* Begin *

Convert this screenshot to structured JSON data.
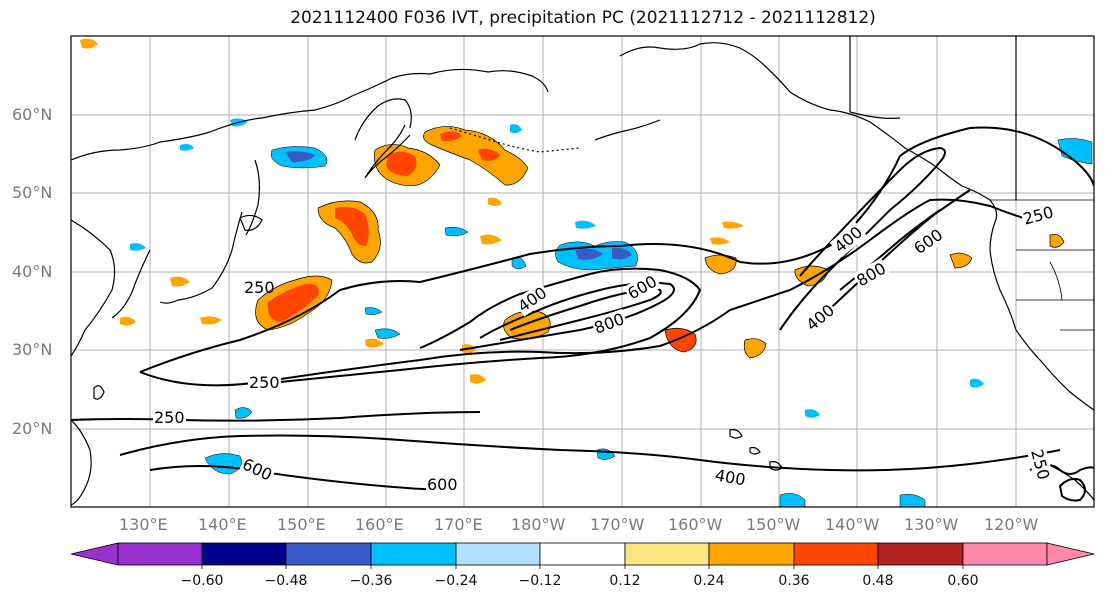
{
  "title": "2021112400 F036 IVT, precipitation PC (2021112712 - 2021112812)",
  "lat_labels": [
    "60°N",
    "50°N",
    "40°N",
    "30°N",
    "20°N"
  ],
  "lon_labels": [
    "130°E",
    "140°E",
    "150°E",
    "160°E",
    "170°E",
    "180°W",
    "170°W",
    "160°W",
    "150°W",
    "140°W",
    "130°W",
    "120°W"
  ],
  "colorbar": {
    "ticks": [
      "−0.60",
      "−0.48",
      "−0.36",
      "−0.24",
      "−0.12",
      "0.12",
      "0.24",
      "0.36",
      "0.48",
      "0.60"
    ],
    "colors": [
      "#9932cc",
      "#00008b",
      "#3a5bc7",
      "#00bfff",
      "#b0e0ff",
      "#ffffff",
      "#ffe680",
      "#ffa500",
      "#ff4500",
      "#b22222",
      "#ff88aa"
    ]
  },
  "contour_labels": [
    {
      "text": "250"
    },
    {
      "text": "250"
    },
    {
      "text": "250"
    },
    {
      "text": "400"
    },
    {
      "text": "600"
    },
    {
      "text": "800"
    },
    {
      "text": "400"
    },
    {
      "text": "800"
    },
    {
      "text": "600"
    },
    {
      "text": "400"
    },
    {
      "text": "250"
    },
    {
      "text": "600"
    },
    {
      "text": "600"
    },
    {
      "text": "400"
    },
    {
      "text": "250"
    }
  ]
}
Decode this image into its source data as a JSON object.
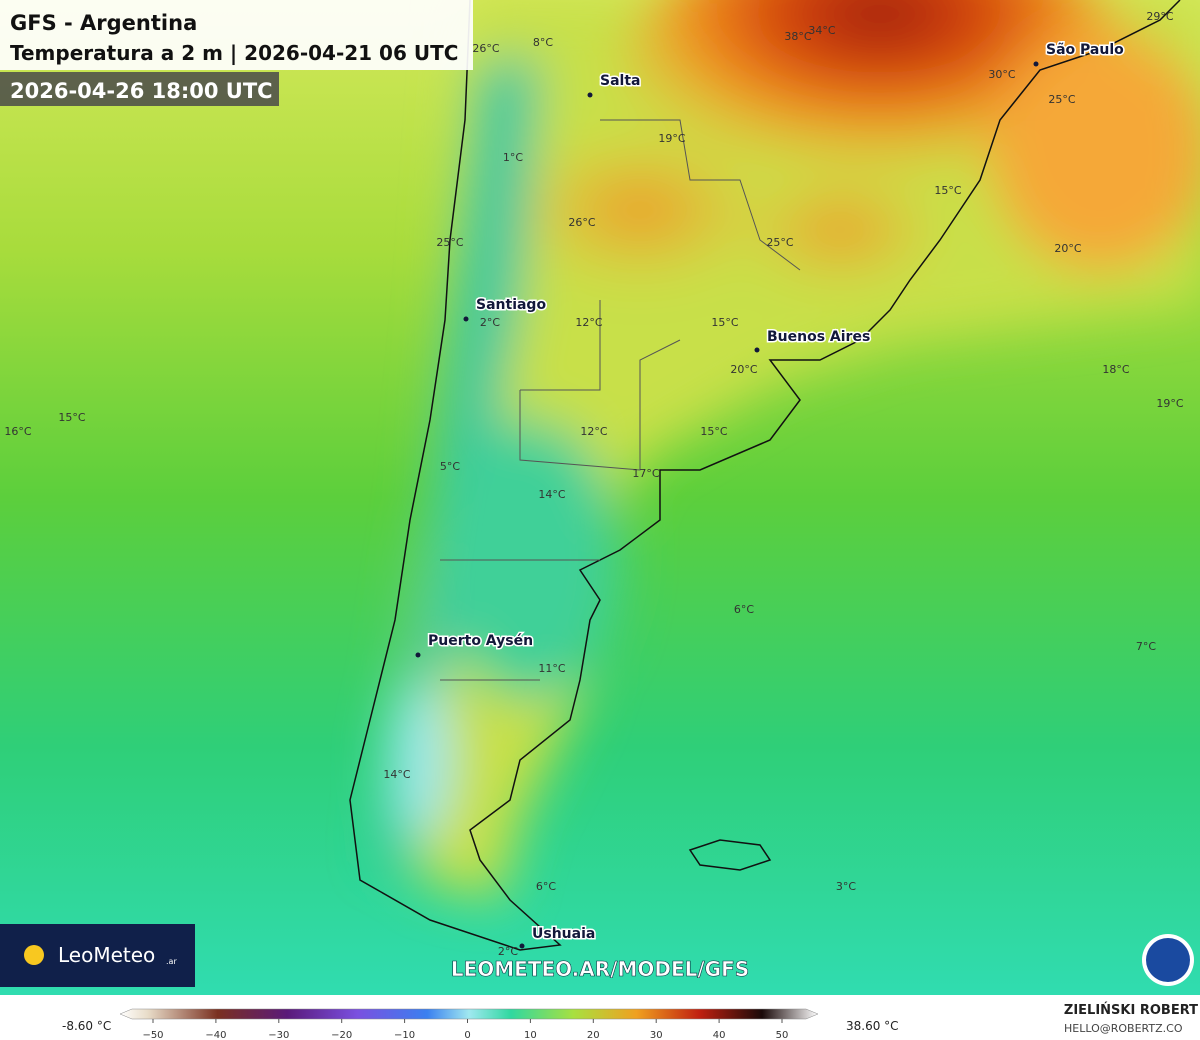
{
  "header": {
    "title": "GFS - Argentina",
    "subtitle": "Temperatura a 2 m | 2026-04-21 06 UTC",
    "valid_time": "2026-04-26 18:00 UTC"
  },
  "cities": [
    "Salta",
    "São Paulo",
    "Santiago",
    "Buenos Aires",
    "Puerto Aysén",
    "Ushuaia"
  ],
  "temperature_labels": [
    "29°C",
    "38°C",
    "34°C",
    "26°C",
    "8°C",
    "30°C",
    "25°C",
    "19°C",
    "1°C",
    "15°C",
    "26°C",
    "25°C",
    "25°C",
    "20°C",
    "12°C",
    "15°C",
    "2°C",
    "20°C",
    "18°C",
    "15°C",
    "16°C",
    "19°C",
    "12°C",
    "15°C",
    "5°C",
    "17°C",
    "14°C",
    "6°C",
    "7°C",
    "11°C",
    "14°C",
    "6°C",
    "3°C",
    "2°C"
  ],
  "branding": {
    "logo": "LeoMeteo",
    "logo_suffix": ".ar",
    "url": "LEOMETEO.AR/MODEL/GFS",
    "author": "ZIELIŃSKI ROBERT",
    "email": "HELLO@ROBERTZ.CO"
  },
  "colorbar": {
    "min_label": "-8.60 °C",
    "max_label": "38.60 °C",
    "ticks": [
      {
        "value": -50,
        "label": "−50"
      },
      {
        "value": -40,
        "label": "−40"
      },
      {
        "value": -30,
        "label": "−30"
      },
      {
        "value": -20,
        "label": "−20"
      },
      {
        "value": -10,
        "label": "−10"
      },
      0,
      10,
      20,
      30,
      40,
      50
    ]
  }
}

* End *

* Given problem *
Check every line of the data above for the string "this", and copy those that have it.

* Finished task *
Convert this screenshot to structured JSON data.
Decode this image into its source data as a JSON object.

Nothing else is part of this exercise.